=== Input records ===
▬▬▬
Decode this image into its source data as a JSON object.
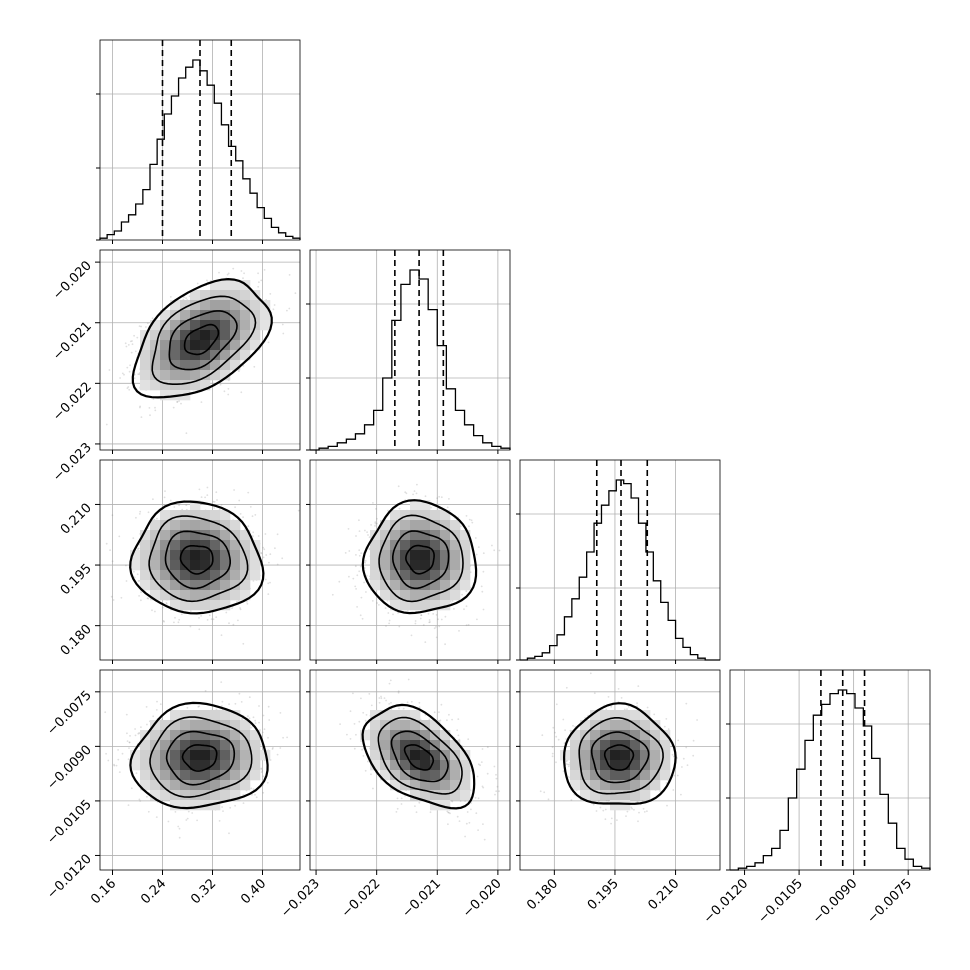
{
  "chart_data": {
    "type": "corner",
    "params": 4,
    "grid": true,
    "colors": {
      "line": "#000000",
      "grid": "#b0b0b0",
      "scatter": "#8c8c8c"
    },
    "parameters": [
      {
        "mean": 0.3,
        "quantiles": [
          0.24,
          0.3,
          0.35
        ],
        "range": [
          0.14,
          0.46
        ],
        "ticks": [
          0.16,
          0.24,
          0.32,
          0.4
        ],
        "tick_labels": [
          "0.16",
          "0.24",
          "0.32",
          "0.40"
        ],
        "hist": [
          0.01,
          0.03,
          0.05,
          0.1,
          0.14,
          0.2,
          0.28,
          0.42,
          0.56,
          0.7,
          0.8,
          0.9,
          0.96,
          1.0,
          0.94,
          0.86,
          0.76,
          0.64,
          0.52,
          0.44,
          0.34,
          0.26,
          0.18,
          0.12,
          0.07,
          0.04,
          0.02,
          0.01
        ]
      },
      {
        "mean": -0.0213,
        "quantiles": [
          -0.0217,
          -0.0213,
          -0.0209
        ],
        "range": [
          -0.0231,
          -0.0198
        ],
        "ticks": [
          -0.023,
          -0.022,
          -0.021,
          -0.02
        ],
        "tick_labels": [
          "−0.023",
          "−0.022",
          "−0.021",
          "−0.020"
        ],
        "hist": [
          0.0,
          0.01,
          0.02,
          0.04,
          0.06,
          0.09,
          0.14,
          0.22,
          0.4,
          0.72,
          0.92,
          1.0,
          0.95,
          0.78,
          0.58,
          0.34,
          0.22,
          0.14,
          0.08,
          0.04,
          0.02,
          0.01
        ]
      },
      {
        "mean": 0.1965,
        "quantiles": [
          0.1905,
          0.1965,
          0.203
        ],
        "range": [
          0.1715,
          0.221
        ],
        "ticks": [
          0.18,
          0.195,
          0.21
        ],
        "tick_labels": [
          "0.180",
          "0.195",
          "0.210"
        ],
        "hist": [
          0.0,
          0.01,
          0.02,
          0.04,
          0.08,
          0.14,
          0.24,
          0.34,
          0.46,
          0.6,
          0.76,
          0.86,
          0.94,
          1.0,
          0.98,
          0.9,
          0.76,
          0.6,
          0.44,
          0.32,
          0.22,
          0.12,
          0.07,
          0.03,
          0.01,
          0.0,
          0.0
        ]
      },
      {
        "mean": -0.0093,
        "quantiles": [
          -0.0099,
          -0.0093,
          -0.0087
        ],
        "range": [
          -0.0124,
          -0.0069
        ],
        "ticks": [
          -0.012,
          -0.0105,
          -0.009,
          -0.0075
        ],
        "tick_labels": [
          "−0.0120",
          "−0.0105",
          "−0.0090",
          "−0.0075"
        ],
        "hist": [
          0.0,
          0.01,
          0.02,
          0.04,
          0.08,
          0.12,
          0.22,
          0.4,
          0.56,
          0.72,
          0.86,
          0.92,
          0.98,
          1.0,
          0.98,
          0.9,
          0.8,
          0.62,
          0.42,
          0.26,
          0.12,
          0.06,
          0.02,
          0.01
        ]
      }
    ],
    "pairs": [
      {
        "i": 1,
        "j": 0,
        "cx": 0.302,
        "cy": -0.02128,
        "sx": 0.047,
        "sy": 0.00042,
        "rho": 0.45
      },
      {
        "i": 2,
        "j": 0,
        "cx": 0.295,
        "cy": 0.1965,
        "sx": 0.045,
        "sy": 0.006,
        "rho": -0.05
      },
      {
        "i": 2,
        "j": 1,
        "cx": -0.02128,
        "cy": 0.1965,
        "sx": 0.0004,
        "sy": 0.006,
        "rho": 0.0
      },
      {
        "i": 3,
        "j": 0,
        "cx": 0.3,
        "cy": -0.0093,
        "sx": 0.047,
        "sy": 0.00062,
        "rho": 0.05
      },
      {
        "i": 3,
        "j": 1,
        "cx": -0.0213,
        "cy": -0.0093,
        "sx": 0.0004,
        "sy": 0.0006,
        "rho": -0.45
      },
      {
        "i": 3,
        "j": 2,
        "cx": 0.196,
        "cy": -0.0093,
        "sx": 0.006,
        "sy": 0.0006,
        "rho": 0.0
      }
    ]
  }
}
▬▬▬
=== What is being asked ===
Return, from the data, each line that has the word "mean" in it.

=== Exercise solution ===
        "mean": 0.3,
        "mean": -0.0213,
        "mean": 0.1965,
        "mean": -0.0093,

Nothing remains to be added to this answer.